What to work on:
Write every line of the material out exactly as shown.

** START **

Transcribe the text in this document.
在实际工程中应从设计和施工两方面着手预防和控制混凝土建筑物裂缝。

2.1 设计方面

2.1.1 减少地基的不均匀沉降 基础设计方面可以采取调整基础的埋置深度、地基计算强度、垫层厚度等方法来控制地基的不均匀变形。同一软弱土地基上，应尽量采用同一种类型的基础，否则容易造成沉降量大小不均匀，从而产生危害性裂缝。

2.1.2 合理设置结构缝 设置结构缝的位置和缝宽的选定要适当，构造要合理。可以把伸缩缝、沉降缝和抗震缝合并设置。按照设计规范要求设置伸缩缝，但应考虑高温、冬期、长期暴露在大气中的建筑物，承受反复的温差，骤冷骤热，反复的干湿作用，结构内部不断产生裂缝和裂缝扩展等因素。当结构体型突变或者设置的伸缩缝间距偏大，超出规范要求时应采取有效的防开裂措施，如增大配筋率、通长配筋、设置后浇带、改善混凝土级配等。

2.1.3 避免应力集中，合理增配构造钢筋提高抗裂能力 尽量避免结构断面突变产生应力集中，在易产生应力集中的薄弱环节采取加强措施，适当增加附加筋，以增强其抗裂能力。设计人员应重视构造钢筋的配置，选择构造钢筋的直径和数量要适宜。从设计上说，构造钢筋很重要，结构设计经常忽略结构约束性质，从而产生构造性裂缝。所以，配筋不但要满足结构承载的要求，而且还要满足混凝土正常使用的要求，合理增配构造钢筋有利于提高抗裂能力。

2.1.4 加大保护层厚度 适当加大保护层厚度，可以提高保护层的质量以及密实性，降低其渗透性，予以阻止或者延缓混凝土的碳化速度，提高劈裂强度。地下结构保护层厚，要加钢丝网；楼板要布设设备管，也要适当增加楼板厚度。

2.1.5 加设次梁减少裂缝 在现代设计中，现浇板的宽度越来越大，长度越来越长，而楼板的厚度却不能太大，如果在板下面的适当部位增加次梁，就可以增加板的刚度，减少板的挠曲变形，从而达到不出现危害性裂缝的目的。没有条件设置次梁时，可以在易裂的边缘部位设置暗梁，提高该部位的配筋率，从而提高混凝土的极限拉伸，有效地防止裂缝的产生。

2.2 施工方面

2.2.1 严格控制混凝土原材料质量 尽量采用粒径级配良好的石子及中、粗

** END **

Reply:
Transcribe the text in this document.
在实际工程中应从设计和施工两方面着手预防和控制混凝土建筑物裂缝。

2.1 设计方面

2.1.1 减少地基的不均匀沉降 基础设计方面可以采取调整基础的埋置深度、地基计算强度、垫层厚度等方法来控制地基的不均匀变形。同一软弱土地基上，应尽量采用同一种类型的基础，否则容易造成沉降量大小不均匀，从而产生危害性裂缝。

2.1.2 合理设置结构缝 设置结构缝的位置和缝宽的选定要适当，构造要合理。可以把伸缩缝、沉降缝和抗震缝合并设置。按照设计规范要求设置伸缩缝，但应考虑高温、冬期、长期暴露在大气中的建筑物，承受反复的温差，骤冷骤热，反复的干湿作用，结构内部不断产生裂缝和裂缝扩展等因素。当结构体型突变或者设置的伸缩缝间距偏大，超出规范要求时应采取有效的防开裂措施，如增大配筋率、通长配筋、设置后浇带、改善混凝土级配等。

2.1.3 避免应力集中，合理增配构造钢筋提高抗裂能力 尽量避免结构断面突变产生应力集中，在易产生应力集中的薄弱环节采取加强措施，适当增加附加筋，以增强其抗裂能力。设计人员应重视构造钢筋的配置，选择构造钢筋的直径和数量要适宜。从设计上说，构造钢筋很重要，结构设计经常忽略结构约束性质，从而产生构造性裂缝。所以，配筋不但要满足结构承载的要求，而且还要满足混凝土正常使用的要求，合理增配构造钢筋有利于提高抗裂能力。

2.1.4 加大保护层厚度 适当加大保护层厚度，可以提高保护层的质量以及密实性，降低其渗透性，予以阻止或者延缓混凝土的碳化速度，提高劈裂强度。地下结构保护层厚，要加钢丝网；楼板要布设设备管，也要适当增加楼板厚度。

2.1.5 加设次梁减少裂缝 在现代设计中，现浇板的宽度越来越大，长度越来越长，而楼板的厚度却不能太大，如果在板下面的适当部位增加次梁，就可以增加板的刚度，减少板的挠曲变形，从而达到不出现危害性裂缝的目的。没有条件设置次梁时，可以在易裂的边缘部位设置暗梁，提高该部位的配筋率，从而提高混凝土的极限拉伸，有效地防止裂缝的产生。

2.2 施工方面

2.2.1 严格控制混凝土原材料质量 尽量采用粒径级配良好的石子及中、粗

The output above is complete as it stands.